## What to work on
Identify every line containing the word "JSON" and reproduce each one.

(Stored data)

—————

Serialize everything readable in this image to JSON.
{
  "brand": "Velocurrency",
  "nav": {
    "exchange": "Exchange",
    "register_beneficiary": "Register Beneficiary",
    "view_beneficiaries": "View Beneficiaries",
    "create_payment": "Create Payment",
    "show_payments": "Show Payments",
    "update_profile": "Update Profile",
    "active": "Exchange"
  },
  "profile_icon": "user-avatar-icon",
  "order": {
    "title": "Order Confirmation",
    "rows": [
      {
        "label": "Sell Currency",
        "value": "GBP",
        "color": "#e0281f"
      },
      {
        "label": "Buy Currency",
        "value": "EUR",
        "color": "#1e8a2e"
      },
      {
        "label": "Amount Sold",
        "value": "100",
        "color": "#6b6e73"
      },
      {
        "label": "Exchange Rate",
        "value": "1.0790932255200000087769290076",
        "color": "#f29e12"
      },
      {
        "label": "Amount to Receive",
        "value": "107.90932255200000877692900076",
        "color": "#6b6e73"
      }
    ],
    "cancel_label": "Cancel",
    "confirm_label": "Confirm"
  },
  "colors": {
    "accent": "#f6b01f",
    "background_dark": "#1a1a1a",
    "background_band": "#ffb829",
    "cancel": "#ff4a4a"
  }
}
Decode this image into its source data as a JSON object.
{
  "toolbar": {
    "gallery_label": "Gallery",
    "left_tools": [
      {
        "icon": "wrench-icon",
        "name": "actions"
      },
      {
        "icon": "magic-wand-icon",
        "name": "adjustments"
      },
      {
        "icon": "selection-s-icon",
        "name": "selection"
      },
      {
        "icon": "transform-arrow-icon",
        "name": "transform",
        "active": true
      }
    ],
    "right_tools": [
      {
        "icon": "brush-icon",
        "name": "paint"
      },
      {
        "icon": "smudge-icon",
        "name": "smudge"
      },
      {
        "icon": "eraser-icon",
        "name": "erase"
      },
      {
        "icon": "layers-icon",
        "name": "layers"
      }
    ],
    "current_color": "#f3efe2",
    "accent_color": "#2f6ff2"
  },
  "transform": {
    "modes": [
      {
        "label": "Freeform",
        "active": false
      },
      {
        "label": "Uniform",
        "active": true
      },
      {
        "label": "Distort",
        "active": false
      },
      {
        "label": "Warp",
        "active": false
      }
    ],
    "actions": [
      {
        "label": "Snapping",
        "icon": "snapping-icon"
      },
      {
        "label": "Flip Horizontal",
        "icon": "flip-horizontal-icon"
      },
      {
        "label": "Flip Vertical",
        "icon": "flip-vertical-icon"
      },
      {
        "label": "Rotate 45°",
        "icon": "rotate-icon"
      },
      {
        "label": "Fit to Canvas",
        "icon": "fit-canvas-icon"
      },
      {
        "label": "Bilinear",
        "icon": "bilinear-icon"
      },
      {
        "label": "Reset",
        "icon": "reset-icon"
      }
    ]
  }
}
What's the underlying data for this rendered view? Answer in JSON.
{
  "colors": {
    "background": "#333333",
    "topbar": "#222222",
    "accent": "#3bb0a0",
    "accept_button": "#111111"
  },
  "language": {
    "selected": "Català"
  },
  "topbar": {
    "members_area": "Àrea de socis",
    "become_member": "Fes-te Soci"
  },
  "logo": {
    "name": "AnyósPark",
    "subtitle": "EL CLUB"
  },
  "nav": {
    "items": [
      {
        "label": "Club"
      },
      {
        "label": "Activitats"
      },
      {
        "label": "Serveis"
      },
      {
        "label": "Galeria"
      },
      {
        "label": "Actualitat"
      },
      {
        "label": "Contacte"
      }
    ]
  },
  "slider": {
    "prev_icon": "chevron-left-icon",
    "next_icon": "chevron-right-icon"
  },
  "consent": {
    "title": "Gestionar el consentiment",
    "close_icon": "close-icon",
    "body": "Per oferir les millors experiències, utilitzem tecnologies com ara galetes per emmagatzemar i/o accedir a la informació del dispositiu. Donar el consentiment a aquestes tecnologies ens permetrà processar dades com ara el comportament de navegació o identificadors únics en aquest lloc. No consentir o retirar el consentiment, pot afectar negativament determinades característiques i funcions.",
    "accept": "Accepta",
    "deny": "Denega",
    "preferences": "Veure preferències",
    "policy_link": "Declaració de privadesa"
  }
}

—————

## Exercise result
Serialize everything readable in this image to JSON.
Decode this image into its source data as a JSON object.
What's the underlying data for this rendered view? Answer in JSON.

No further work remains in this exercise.